▶ _TASK REQUIREMENTS_
Print out the entries below with no edits.

(Records from a data collection)
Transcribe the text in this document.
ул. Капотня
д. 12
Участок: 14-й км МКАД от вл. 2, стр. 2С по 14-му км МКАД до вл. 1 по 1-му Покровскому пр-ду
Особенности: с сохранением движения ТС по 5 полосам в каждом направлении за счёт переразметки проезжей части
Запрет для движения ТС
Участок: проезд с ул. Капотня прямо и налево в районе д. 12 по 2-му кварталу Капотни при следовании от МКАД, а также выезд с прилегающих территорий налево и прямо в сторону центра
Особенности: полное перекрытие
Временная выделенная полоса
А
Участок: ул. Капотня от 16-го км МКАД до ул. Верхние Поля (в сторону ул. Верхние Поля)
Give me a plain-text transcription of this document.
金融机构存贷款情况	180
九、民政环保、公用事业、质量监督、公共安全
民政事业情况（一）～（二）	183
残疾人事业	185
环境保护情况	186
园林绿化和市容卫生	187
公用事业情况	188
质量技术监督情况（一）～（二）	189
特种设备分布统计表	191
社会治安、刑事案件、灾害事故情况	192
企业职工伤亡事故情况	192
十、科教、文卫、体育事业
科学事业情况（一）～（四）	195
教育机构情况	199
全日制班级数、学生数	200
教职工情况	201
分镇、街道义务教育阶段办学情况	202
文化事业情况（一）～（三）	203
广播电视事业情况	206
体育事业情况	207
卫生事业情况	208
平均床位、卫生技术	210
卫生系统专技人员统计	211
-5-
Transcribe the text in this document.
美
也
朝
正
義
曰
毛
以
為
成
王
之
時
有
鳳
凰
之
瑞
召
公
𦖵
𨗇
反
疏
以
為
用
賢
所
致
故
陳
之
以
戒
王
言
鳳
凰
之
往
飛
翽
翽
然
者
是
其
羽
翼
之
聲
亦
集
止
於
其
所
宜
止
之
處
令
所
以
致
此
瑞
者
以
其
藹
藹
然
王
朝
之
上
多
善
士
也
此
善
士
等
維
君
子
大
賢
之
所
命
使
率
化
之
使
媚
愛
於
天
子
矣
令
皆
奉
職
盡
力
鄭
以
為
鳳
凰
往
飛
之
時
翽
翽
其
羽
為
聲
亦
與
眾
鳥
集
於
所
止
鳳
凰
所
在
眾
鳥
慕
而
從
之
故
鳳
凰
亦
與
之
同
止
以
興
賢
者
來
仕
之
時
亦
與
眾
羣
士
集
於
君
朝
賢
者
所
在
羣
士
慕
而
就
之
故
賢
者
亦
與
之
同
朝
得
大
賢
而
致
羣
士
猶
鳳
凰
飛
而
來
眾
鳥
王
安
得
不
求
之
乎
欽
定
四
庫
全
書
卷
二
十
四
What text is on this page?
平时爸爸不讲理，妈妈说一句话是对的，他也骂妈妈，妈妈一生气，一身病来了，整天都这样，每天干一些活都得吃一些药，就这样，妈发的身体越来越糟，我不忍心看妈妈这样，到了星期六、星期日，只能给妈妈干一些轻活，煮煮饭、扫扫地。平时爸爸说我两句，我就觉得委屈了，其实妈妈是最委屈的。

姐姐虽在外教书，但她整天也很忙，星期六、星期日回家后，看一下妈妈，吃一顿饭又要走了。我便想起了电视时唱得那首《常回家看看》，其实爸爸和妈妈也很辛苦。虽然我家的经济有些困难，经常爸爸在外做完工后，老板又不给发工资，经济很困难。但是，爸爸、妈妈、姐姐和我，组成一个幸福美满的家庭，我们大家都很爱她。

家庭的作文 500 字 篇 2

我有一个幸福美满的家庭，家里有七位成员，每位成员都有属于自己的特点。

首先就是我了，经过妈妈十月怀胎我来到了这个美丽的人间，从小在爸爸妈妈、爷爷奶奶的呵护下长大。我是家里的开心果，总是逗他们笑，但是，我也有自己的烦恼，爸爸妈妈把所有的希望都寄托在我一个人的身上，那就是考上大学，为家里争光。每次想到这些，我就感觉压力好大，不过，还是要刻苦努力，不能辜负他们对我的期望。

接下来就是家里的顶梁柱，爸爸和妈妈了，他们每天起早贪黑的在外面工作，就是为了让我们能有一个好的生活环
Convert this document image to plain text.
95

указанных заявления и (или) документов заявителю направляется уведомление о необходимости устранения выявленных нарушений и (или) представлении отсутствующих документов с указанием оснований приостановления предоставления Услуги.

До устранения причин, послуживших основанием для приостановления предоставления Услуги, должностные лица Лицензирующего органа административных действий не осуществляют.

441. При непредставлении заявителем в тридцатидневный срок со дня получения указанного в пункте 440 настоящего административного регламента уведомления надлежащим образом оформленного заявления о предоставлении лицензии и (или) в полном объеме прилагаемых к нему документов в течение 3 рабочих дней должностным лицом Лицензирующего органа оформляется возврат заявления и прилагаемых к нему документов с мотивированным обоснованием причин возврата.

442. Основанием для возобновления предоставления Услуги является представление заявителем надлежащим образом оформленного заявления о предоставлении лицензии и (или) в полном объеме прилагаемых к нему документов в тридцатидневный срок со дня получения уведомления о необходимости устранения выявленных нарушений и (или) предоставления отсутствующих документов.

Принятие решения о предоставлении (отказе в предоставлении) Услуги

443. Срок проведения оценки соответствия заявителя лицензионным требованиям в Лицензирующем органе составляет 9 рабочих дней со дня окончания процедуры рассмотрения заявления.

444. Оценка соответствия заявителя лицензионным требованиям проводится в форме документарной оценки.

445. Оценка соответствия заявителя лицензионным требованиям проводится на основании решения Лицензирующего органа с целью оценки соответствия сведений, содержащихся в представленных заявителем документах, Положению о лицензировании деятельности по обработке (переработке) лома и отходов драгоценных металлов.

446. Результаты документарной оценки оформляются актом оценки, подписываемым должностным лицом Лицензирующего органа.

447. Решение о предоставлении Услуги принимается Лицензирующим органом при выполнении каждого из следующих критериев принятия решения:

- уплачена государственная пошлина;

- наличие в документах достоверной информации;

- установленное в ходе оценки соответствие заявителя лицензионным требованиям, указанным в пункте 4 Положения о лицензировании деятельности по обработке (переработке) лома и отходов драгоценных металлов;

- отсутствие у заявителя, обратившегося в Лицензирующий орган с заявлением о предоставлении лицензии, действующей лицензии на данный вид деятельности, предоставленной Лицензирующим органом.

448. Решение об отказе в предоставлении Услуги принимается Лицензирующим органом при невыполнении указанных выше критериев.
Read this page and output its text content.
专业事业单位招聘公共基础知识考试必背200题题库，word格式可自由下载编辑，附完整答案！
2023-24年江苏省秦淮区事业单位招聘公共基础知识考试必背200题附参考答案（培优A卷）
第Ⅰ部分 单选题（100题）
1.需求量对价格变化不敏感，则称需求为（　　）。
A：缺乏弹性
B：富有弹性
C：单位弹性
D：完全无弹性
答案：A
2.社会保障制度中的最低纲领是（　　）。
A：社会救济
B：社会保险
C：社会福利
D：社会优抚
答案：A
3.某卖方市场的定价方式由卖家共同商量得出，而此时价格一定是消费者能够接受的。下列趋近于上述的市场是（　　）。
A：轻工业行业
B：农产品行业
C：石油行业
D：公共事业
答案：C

▶ _RESPONSE TO THIS TASK_
Transcribe the text in this document.
ул. Капотня
д. 12
Участок: 14-й км МКАД от вл. 2, стр. 2С по 14-му км МКАД до вл. 1 по 1-му Покровскому пр-ду
Особенности: с сохранением движения ТС по 5 полосам в каждом направлении за счёт переразметки проезжей части
Запрет для движения ТС
Участок: проезд с ул. Капотня прямо и налево в районе д. 12 по 2-му кварталу Капотни при следовании от МКАД, а также выезд с прилегающих территорий налево и прямо в сторону центра
Особенности: полное перекрытие
Временная выделенная полоса
А
Участок: ул. Капотня от 16-го км МКАД до ул. Верхние Поля (в сторону ул. Верхние Поля)
Give me a plain-text transcription of this document.
金融机构存贷款情况	180
九、民政环保、公用事业、质量监督、公共安全
民政事业情况（一）～（二）	183
残疾人事业	185
环境保护情况	186
园林绿化和市容卫生	187
公用事业情况	188
质量技术监督情况（一）～（二）	189
特种设备分布统计表	191
社会治安、刑事案件、灾害事故情况	192
企业职工伤亡事故情况	192
十、科教、文卫、体育事业
科学事业情况（一）～（四）	195
教育机构情况	199
全日制班级数、学生数	200
教职工情况	201
分镇、街道义务教育阶段办学情况	202
文化事业情况（一）～（三）	203
广播电视事业情况	206
体育事业情况	207
卫生事业情况	208
平均床位、卫生技术	210
卫生系统专技人员统计	211
-5-
Transcribe the text in this document.
美
也
朝
正
義
曰
毛
以
為
成
王
之
時
有
鳳
凰
之
瑞
召
公
𦖵
𨗇
反
疏
以
為
用
賢
所
致
故
陳
之
以
戒
王
言
鳳
凰
之
往
飛
翽
翽
然
者
是
其
羽
翼
之
聲
亦
集
止
於
其
所
宜
止
之
處
令
所
以
致
此
瑞
者
以
其
藹
藹
然
王
朝
之
上
多
善
士
也
此
善
士
等
維
君
子
大
賢
之
所
命
使
率
化
之
使
媚
愛
於
天
子
矣
令
皆
奉
職
盡
力
鄭
以
為
鳳
凰
往
飛
之
時
翽
翽
其
羽
為
聲
亦
與
眾
鳥
集
於
所
止
鳳
凰
所
在
眾
鳥
慕
而
從
之
故
鳳
凰
亦
與
之
同
止
以
興
賢
者
來
仕
之
時
亦
與
眾
羣
士
集
於
君
朝
賢
者
所
在
羣
士
慕
而
就
之
故
賢
者
亦
與
之
同
朝
得
大
賢
而
致
羣
士
猶
鳳
凰
飛
而
來
眾
鳥
王
安
得
不
求
之
乎
欽
定
四
庫
全
書
卷
二
十
四
What text is on this page?
平时爸爸不讲理，妈妈说一句话是对的，他也骂妈妈，妈妈一生气，一身病来了，整天都这样，每天干一些活都得吃一些药，就这样，妈发的身体越来越糟，我不忍心看妈妈这样，到了星期六、星期日，只能给妈妈干一些轻活，煮煮饭、扫扫地。平时爸爸说我两句，我就觉得委屈了，其实妈妈是最委屈的。

姐姐虽在外教书，但她整天也很忙，星期六、星期日回家后，看一下妈妈，吃一顿饭又要走了。我便想起了电视时唱得那首《常回家看看》，其实爸爸和妈妈也很辛苦。虽然我家的经济有些困难，经常爸爸在外做完工后，老板又不给发工资，经济很困难。但是，爸爸、妈妈、姐姐和我，组成一个幸福美满的家庭，我们大家都很爱她。

家庭的作文 500 字 篇 2

我有一个幸福美满的家庭，家里有七位成员，每位成员都有属于自己的特点。

首先就是我了，经过妈妈十月怀胎我来到了这个美丽的人间，从小在爸爸妈妈、爷爷奶奶的呵护下长大。我是家里的开心果，总是逗他们笑，但是，我也有自己的烦恼，爸爸妈妈把所有的希望都寄托在我一个人的身上，那就是考上大学，为家里争光。每次想到这些，我就感觉压力好大，不过，还是要刻苦努力，不能辜负他们对我的期望。

接下来就是家里的顶梁柱，爸爸和妈妈了，他们每天起早贪黑的在外面工作，就是为了让我们能有一个好的生活环
Convert this document image to plain text.
95

указанных заявления и (или) документов заявителю направляется уведомление о необходимости устранения выявленных нарушений и (или) представлении отсутствующих документов с указанием оснований приостановления предоставления Услуги.

До устранения причин, послуживших основанием для приостановления предоставления Услуги, должностные лица Лицензирующего органа административных действий не осуществляют.

441. При непредставлении заявителем в тридцатидневный срок со дня получения указанного в пункте 440 настоящего административного регламента уведомления надлежащим образом оформленного заявления о предоставлении лицензии и (или) в полном объеме прилагаемых к нему документов в течение 3 рабочих дней должностным лицом Лицензирующего органа оформляется возврат заявления и прилагаемых к нему документов с мотивированным обоснованием причин возврата.

442. Основанием для возобновления предоставления Услуги является представление заявителем надлежащим образом оформленного заявления о предоставлении лицензии и (или) в полном объеме прилагаемых к нему документов в тридцатидневный срок со дня получения уведомления о необходимости устранения выявленных нарушений и (или) предоставления отсутствующих документов.

Принятие решения о предоставлении (отказе в предоставлении) Услуги

443. Срок проведения оценки соответствия заявителя лицензионным требованиям в Лицензирующем органе составляет 9 рабочих дней со дня окончания процедуры рассмотрения заявления.

444. Оценка соответствия заявителя лицензионным требованиям проводится в форме документарной оценки.

445. Оценка соответствия заявителя лицензионным требованиям проводится на основании решения Лицензирующего органа с целью оценки соответствия сведений, содержащихся в представленных заявителем документах, Положению о лицензировании деятельности по обработке (переработке) лома и отходов драгоценных металлов.

446. Результаты документарной оценки оформляются актом оценки, подписываемым должностным лицом Лицензирующего органа.

447. Решение о предоставлении Услуги принимается Лицензирующим органом при выполнении каждого из следующих критериев принятия решения:

- уплачена государственная пошлина;

- наличие в документах достоверной информации;

- установленное в ходе оценки соответствие заявителя лицензионным требованиям, указанным в пункте 4 Положения о лицензировании деятельности по обработке (переработке) лома и отходов драгоценных металлов;

- отсутствие у заявителя, обратившегося в Лицензирующий орган с заявлением о предоставлении лицензии, действующей лицензии на данный вид деятельности, предоставленной Лицензирующим органом.

448. Решение об отказе в предоставлении Услуги принимается Лицензирующим органом при невыполнении указанных выше критериев.
Read this page and output its text content.
专业事业单位招聘公共基础知识考试必背200题题库，word格式可自由下载编辑，附完整答案！
2023-24年江苏省秦淮区事业单位招聘公共基础知识考试必背200题附参考答案（培优A卷）
第Ⅰ部分 单选题（100题）
1.需求量对价格变化不敏感，则称需求为（　　）。
A：缺乏弹性
B：富有弹性
C：单位弹性
D：完全无弹性
答案：A
2.社会保障制度中的最低纲领是（　　）。
A：社会救济
B：社会保险
C：社会福利
D：社会优抚
答案：A
3.某卖方市场的定价方式由卖家共同商量得出，而此时价格一定是消费者能够接受的。下列趋近于上述的市场是（　　）。
A：轻工业行业
B：农产品行业
C：石油行业
D：公共事业
答案：C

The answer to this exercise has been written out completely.